_Written exercise:_ Produce an exact transcription of the listing below, omitting the pictures.
________
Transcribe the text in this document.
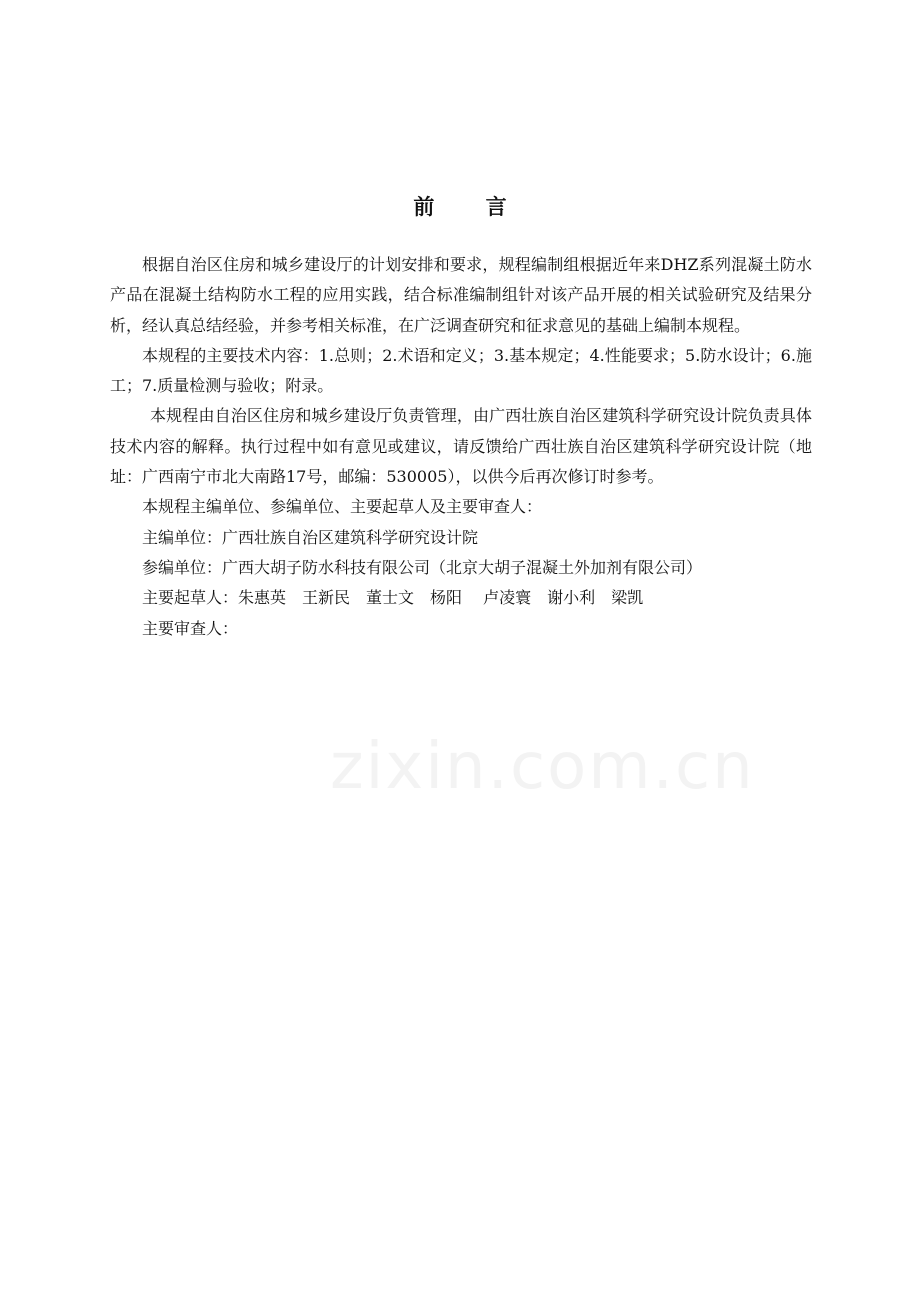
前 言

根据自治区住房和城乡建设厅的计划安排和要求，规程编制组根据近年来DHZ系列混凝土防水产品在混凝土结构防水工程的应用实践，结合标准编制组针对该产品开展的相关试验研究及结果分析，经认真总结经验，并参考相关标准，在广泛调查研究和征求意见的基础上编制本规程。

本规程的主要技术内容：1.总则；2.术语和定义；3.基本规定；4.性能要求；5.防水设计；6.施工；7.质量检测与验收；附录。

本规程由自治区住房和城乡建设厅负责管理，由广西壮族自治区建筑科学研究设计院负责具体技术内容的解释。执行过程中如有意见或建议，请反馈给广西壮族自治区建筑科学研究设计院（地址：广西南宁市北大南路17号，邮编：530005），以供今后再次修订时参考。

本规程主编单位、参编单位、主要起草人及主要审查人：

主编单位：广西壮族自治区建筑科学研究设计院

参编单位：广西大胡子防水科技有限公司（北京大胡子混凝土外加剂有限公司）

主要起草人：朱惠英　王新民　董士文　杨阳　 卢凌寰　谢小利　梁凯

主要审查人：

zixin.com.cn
________
_Exercise solution:_
Transcribe the text in this document.
前 言

根据自治区住房和城乡建设厅的计划安排和要求，规程编制组根据近年来DHZ系列混凝土防水产品在混凝土结构防水工程的应用实践，结合标准编制组针对该产品开展的相关试验研究及结果分析，经认真总结经验，并参考相关标准，在广泛调查研究和征求意见的基础上编制本规程。

本规程的主要技术内容：1.总则；2.术语和定义；3.基本规定；4.性能要求；5.防水设计；6.施工；7.质量检测与验收；附录。

本规程由自治区住房和城乡建设厅负责管理，由广西壮族自治区建筑科学研究设计院负责具体技术内容的解释。执行过程中如有意见或建议，请反馈给广西壮族自治区建筑科学研究设计院（地址：广西南宁市北大南路17号，邮编：530005），以供今后再次修订时参考。

本规程主编单位、参编单位、主要起草人及主要审查人：

主编单位：广西壮族自治区建筑科学研究设计院

参编单位：广西大胡子防水科技有限公司（北京大胡子混凝土外加剂有限公司）

主要起草人：朱惠英　王新民　董士文　杨阳　 卢凌寰　谢小利　梁凯

主要审查人：

zixin.com.cn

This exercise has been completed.